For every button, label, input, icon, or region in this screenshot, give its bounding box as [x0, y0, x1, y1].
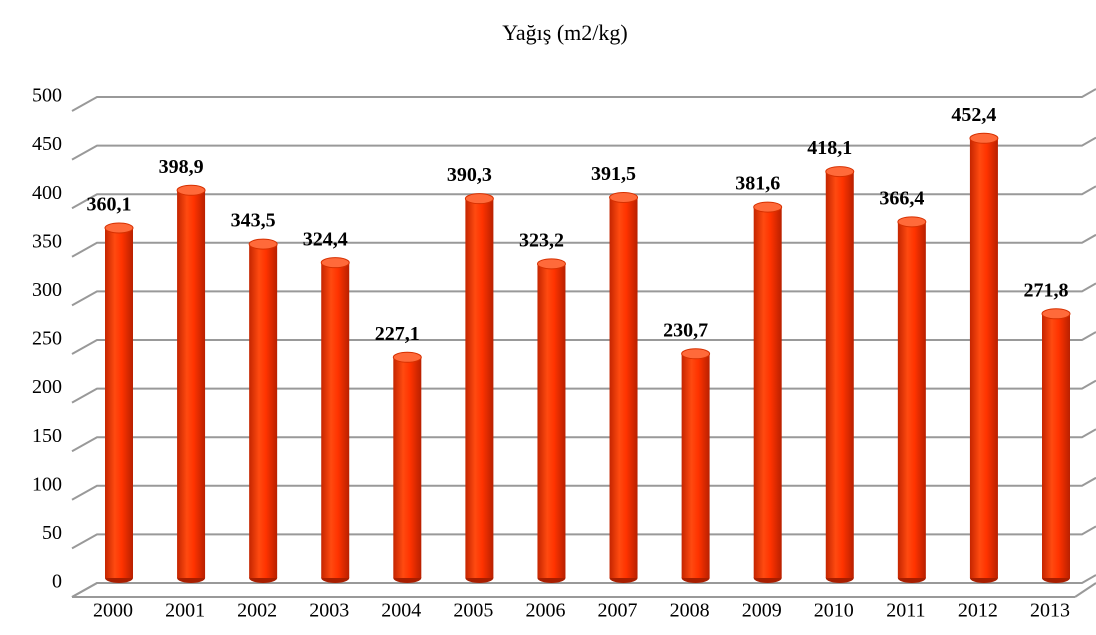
bar [393, 357, 422, 578]
grid-line [71, 233, 1096, 258]
y-tick-label: 350 [32, 230, 62, 252]
bar-top [681, 348, 711, 360]
y-tick-label: 250 [32, 328, 62, 350]
bar-top [753, 201, 783, 213]
y-tick-label: 0 [52, 571, 62, 593]
value-label: 230,7 [663, 319, 708, 341]
x-tick-label: 2007 [598, 600, 638, 622]
value-label: 418,1 [807, 137, 852, 159]
floor-edge [1074, 582, 1096, 598]
bar [753, 207, 782, 579]
value-label: 343,5 [231, 210, 276, 232]
bar [105, 227, 133, 579]
bar-top [104, 222, 134, 234]
value-label: 227,1 [375, 323, 420, 345]
value-label: 390,3 [447, 164, 492, 186]
bar-top [897, 216, 927, 228]
value-label: 391,5 [591, 163, 636, 185]
value-label: 381,6 [735, 173, 780, 195]
bar-top [1041, 308, 1071, 320]
bar [537, 263, 566, 578]
x-tick-label: 2010 [814, 600, 854, 622]
value-label: 271,8 [1024, 279, 1069, 301]
grid-line [71, 476, 1096, 501]
bar-top [609, 191, 639, 203]
grid-line [71, 379, 1096, 404]
grid-line [71, 574, 1096, 598]
x-tick-label: 2000 [93, 600, 133, 622]
value-label: 360,1 [87, 194, 132, 216]
bar [1042, 313, 1070, 578]
x-tick-label: 2005 [453, 600, 493, 622]
y-tick-label: 450 [32, 133, 62, 155]
value-label: 366,4 [879, 187, 924, 209]
y-tick-label: 300 [32, 279, 62, 301]
x-tick-label: 2003 [309, 600, 349, 622]
bar [609, 197, 638, 578]
x-tick-label: 2009 [742, 600, 782, 622]
grid-line [71, 331, 1096, 355]
bar [321, 262, 350, 578]
value-label: 324,4 [303, 228, 348, 250]
chart-title: Yağış (m2/kg) [502, 20, 628, 45]
bar [465, 198, 494, 578]
grid-line [71, 136, 1096, 161]
grid-line [71, 185, 1096, 210]
value-label: 452,4 [951, 104, 996, 126]
bar-top [392, 351, 422, 363]
y-tick-label: 150 [32, 425, 62, 447]
bar-top [464, 193, 494, 205]
bar-top [536, 258, 566, 270]
y-tick-label: 200 [32, 376, 62, 398]
grid-line [71, 282, 1096, 307]
bar [969, 138, 998, 578]
x-tick-label: 2011 [886, 600, 925, 622]
grid-line [71, 88, 1096, 112]
bar-top [320, 257, 350, 269]
bar [249, 244, 278, 579]
value-label: 323,2 [519, 229, 564, 251]
x-tick-label: 2013 [1030, 600, 1070, 622]
value-label: 398,9 [159, 156, 204, 178]
y-tick-label: 100 [32, 473, 62, 495]
bar [897, 221, 926, 579]
x-tick-label: 2004 [381, 600, 421, 622]
x-tick-label: 2002 [237, 600, 277, 622]
x-tick-label: 2001 [165, 600, 205, 622]
bar-top [825, 166, 855, 178]
grid-line [71, 525, 1096, 550]
x-tick-label: 2012 [958, 600, 998, 622]
bar-top [176, 184, 206, 196]
y-tick-label: 400 [32, 182, 62, 204]
bar [681, 353, 710, 578]
bar [825, 171, 854, 578]
y-tick-label: 500 [32, 85, 62, 107]
y-tick-label: 50 [42, 522, 62, 544]
x-tick-label: 2006 [525, 600, 565, 622]
grid-line [71, 428, 1096, 453]
x-tick-label: 2008 [670, 600, 710, 622]
bar-top [248, 238, 278, 250]
bar [177, 190, 206, 578]
bar-top [969, 132, 999, 144]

-----

**YOUR INSTRUCTIONS:**
Write out all of the material above line for line, without changing anything, and leave out the picture.

**ANSWER FOR THE TASK:**
For every button, label, input, icon, or region in this screenshot, give its bounding box as [x0, y0, x1, y1].
bar [393, 357, 422, 578]
grid-line [71, 233, 1096, 258]
y-tick-label: 350 [32, 230, 62, 252]
bar-top [681, 348, 711, 360]
y-tick-label: 250 [32, 328, 62, 350]
bar-top [753, 201, 783, 213]
y-tick-label: 0 [52, 571, 62, 593]
value-label: 230,7 [663, 319, 708, 341]
x-tick-label: 2007 [598, 600, 638, 622]
value-label: 418,1 [807, 137, 852, 159]
floor-edge [1074, 582, 1096, 598]
bar [753, 207, 782, 579]
value-label: 343,5 [231, 210, 276, 232]
bar [105, 227, 133, 579]
bar-top [104, 222, 134, 234]
value-label: 227,1 [375, 323, 420, 345]
value-label: 390,3 [447, 164, 492, 186]
bar-top [897, 216, 927, 228]
value-label: 391,5 [591, 163, 636, 185]
value-label: 381,6 [735, 173, 780, 195]
bar-top [1041, 308, 1071, 320]
bar [537, 263, 566, 578]
x-tick-label: 2010 [814, 600, 854, 622]
value-label: 271,8 [1024, 279, 1069, 301]
grid-line [71, 476, 1096, 501]
bar-top [609, 191, 639, 203]
grid-line [71, 379, 1096, 404]
grid-line [71, 574, 1096, 598]
x-tick-label: 2000 [93, 600, 133, 622]
value-label: 360,1 [87, 194, 132, 216]
bar [1042, 313, 1070, 578]
x-tick-label: 2005 [453, 600, 493, 622]
y-tick-label: 450 [32, 133, 62, 155]
value-label: 366,4 [879, 187, 924, 209]
y-tick-label: 300 [32, 279, 62, 301]
x-tick-label: 2003 [309, 600, 349, 622]
bar [609, 197, 638, 578]
x-tick-label: 2009 [742, 600, 782, 622]
grid-line [71, 331, 1096, 355]
bar [321, 262, 350, 578]
value-label: 324,4 [303, 228, 348, 250]
chart-title: Yağış (m2/kg) [502, 20, 628, 45]
bar [465, 198, 494, 578]
grid-line [71, 136, 1096, 161]
grid-line [71, 185, 1096, 210]
value-label: 452,4 [951, 104, 996, 126]
bar-top [392, 351, 422, 363]
y-tick-label: 150 [32, 425, 62, 447]
bar-top [464, 193, 494, 205]
bar-top [536, 258, 566, 270]
y-tick-label: 200 [32, 376, 62, 398]
grid-line [71, 282, 1096, 307]
bar [969, 138, 998, 578]
x-tick-label: 2011 [886, 600, 925, 622]
grid-line [71, 88, 1096, 112]
bar-top [320, 257, 350, 269]
bar [249, 244, 278, 579]
value-label: 323,2 [519, 229, 564, 251]
x-tick-label: 2013 [1030, 600, 1070, 622]
value-label: 398,9 [159, 156, 204, 178]
y-tick-label: 100 [32, 473, 62, 495]
bar [897, 221, 926, 579]
x-tick-label: 2004 [381, 600, 421, 622]
x-tick-label: 2002 [237, 600, 277, 622]
x-tick-label: 2001 [165, 600, 205, 622]
bar-top [825, 166, 855, 178]
grid-line [71, 525, 1096, 550]
x-tick-label: 2012 [958, 600, 998, 622]
bar-top [176, 184, 206, 196]
y-tick-label: 400 [32, 182, 62, 204]
bar [681, 353, 710, 578]
bar [825, 171, 854, 578]
y-tick-label: 500 [32, 85, 62, 107]
y-tick-label: 50 [42, 522, 62, 544]
x-tick-label: 2006 [525, 600, 565, 622]
grid-line [71, 428, 1096, 453]
x-tick-label: 2008 [670, 600, 710, 622]
bar-top [248, 238, 278, 250]
bar [177, 190, 206, 578]
bar-top [969, 132, 999, 144]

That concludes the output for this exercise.